[Collected data]

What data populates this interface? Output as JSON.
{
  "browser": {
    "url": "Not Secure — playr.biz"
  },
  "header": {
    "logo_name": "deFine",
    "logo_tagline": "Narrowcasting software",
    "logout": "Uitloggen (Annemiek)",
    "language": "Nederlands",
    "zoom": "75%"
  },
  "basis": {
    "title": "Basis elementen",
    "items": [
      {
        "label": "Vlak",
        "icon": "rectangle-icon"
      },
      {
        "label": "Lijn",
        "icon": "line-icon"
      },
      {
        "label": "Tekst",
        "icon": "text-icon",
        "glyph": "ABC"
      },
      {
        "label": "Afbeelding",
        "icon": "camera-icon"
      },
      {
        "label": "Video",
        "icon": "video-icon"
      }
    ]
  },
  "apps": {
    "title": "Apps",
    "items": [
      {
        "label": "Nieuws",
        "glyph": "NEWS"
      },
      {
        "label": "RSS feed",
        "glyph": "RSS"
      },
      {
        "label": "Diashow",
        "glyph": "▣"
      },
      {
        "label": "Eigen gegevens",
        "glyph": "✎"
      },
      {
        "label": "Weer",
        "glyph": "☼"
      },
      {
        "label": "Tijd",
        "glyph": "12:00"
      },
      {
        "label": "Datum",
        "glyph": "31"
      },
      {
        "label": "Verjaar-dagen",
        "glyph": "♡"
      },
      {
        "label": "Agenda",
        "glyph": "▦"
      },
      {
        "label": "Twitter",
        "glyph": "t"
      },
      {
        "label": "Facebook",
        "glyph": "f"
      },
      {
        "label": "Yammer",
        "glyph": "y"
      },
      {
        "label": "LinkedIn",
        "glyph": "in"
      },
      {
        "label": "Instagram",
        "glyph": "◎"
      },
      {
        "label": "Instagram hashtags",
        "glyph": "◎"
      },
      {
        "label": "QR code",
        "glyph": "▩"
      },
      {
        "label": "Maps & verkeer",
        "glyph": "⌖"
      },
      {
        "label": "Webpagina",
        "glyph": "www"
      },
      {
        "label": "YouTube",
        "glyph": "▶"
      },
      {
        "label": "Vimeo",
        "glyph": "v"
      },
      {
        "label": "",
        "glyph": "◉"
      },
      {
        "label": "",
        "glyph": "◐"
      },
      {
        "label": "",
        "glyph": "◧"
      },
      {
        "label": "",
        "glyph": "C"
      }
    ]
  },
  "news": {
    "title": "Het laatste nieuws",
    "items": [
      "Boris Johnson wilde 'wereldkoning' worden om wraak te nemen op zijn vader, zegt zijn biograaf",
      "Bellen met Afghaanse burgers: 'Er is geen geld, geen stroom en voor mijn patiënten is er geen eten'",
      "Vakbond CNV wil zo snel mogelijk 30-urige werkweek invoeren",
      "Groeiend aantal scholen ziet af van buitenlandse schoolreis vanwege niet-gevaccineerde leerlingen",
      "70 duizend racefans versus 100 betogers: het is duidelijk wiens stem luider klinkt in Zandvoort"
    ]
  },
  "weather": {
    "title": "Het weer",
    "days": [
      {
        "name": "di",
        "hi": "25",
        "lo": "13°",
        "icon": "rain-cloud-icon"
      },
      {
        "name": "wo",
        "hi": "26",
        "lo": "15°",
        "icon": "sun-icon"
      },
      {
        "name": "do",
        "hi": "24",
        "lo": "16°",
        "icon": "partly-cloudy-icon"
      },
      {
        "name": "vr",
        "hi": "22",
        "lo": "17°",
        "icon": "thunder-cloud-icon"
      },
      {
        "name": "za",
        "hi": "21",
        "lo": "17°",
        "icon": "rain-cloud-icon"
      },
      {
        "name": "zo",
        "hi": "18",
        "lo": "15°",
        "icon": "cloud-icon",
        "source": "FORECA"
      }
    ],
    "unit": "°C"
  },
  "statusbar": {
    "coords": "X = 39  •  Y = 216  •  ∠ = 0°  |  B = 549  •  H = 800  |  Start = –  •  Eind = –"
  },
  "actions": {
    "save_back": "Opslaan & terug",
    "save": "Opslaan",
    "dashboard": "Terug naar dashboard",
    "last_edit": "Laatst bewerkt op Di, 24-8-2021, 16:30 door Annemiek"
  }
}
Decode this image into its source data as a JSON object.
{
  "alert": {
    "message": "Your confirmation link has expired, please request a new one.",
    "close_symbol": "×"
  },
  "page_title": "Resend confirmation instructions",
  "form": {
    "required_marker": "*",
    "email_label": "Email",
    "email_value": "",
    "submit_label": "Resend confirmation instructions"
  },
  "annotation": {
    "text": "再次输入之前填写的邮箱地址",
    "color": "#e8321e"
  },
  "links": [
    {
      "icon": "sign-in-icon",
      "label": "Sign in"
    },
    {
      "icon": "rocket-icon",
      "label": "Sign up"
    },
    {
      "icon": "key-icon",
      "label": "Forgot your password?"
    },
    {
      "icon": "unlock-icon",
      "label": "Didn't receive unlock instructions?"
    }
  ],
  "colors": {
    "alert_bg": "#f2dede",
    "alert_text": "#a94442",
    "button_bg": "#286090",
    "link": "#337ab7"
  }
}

**Do this**
Retype nothing except the lines from the line holding "Decode this image" through the last line of the entries, both included.

**Result of this exercise**
Decode this image into its source data as a JSON object.
{
  "alert": {
    "message": "Your confirmation link has expired, please request a new one.",
    "close_symbol": "×"
  },
  "page_title": "Resend confirmation instructions",
  "form": {
    "required_marker": "*",
    "email_label": "Email",
    "email_value": "",
    "submit_label": "Resend confirmation instructions"
  },
  "annotation": {
    "text": "再次输入之前填写的邮箱地址",
    "color": "#e8321e"
  },
  "links": [
    {
      "icon": "sign-in-icon",
      "label": "Sign in"
    },
    {
      "icon": "rocket-icon",
      "label": "Sign up"
    },
    {
      "icon": "key-icon",
      "label": "Forgot your password?"
    },
    {
      "icon": "unlock-icon",
      "label": "Didn't receive unlock instructions?"
    }
  ],
  "colors": {
    "alert_bg": "#f2dede",
    "alert_text": "#a94442",
    "button_bg": "#286090",
    "link": "#337ab7"
  }
}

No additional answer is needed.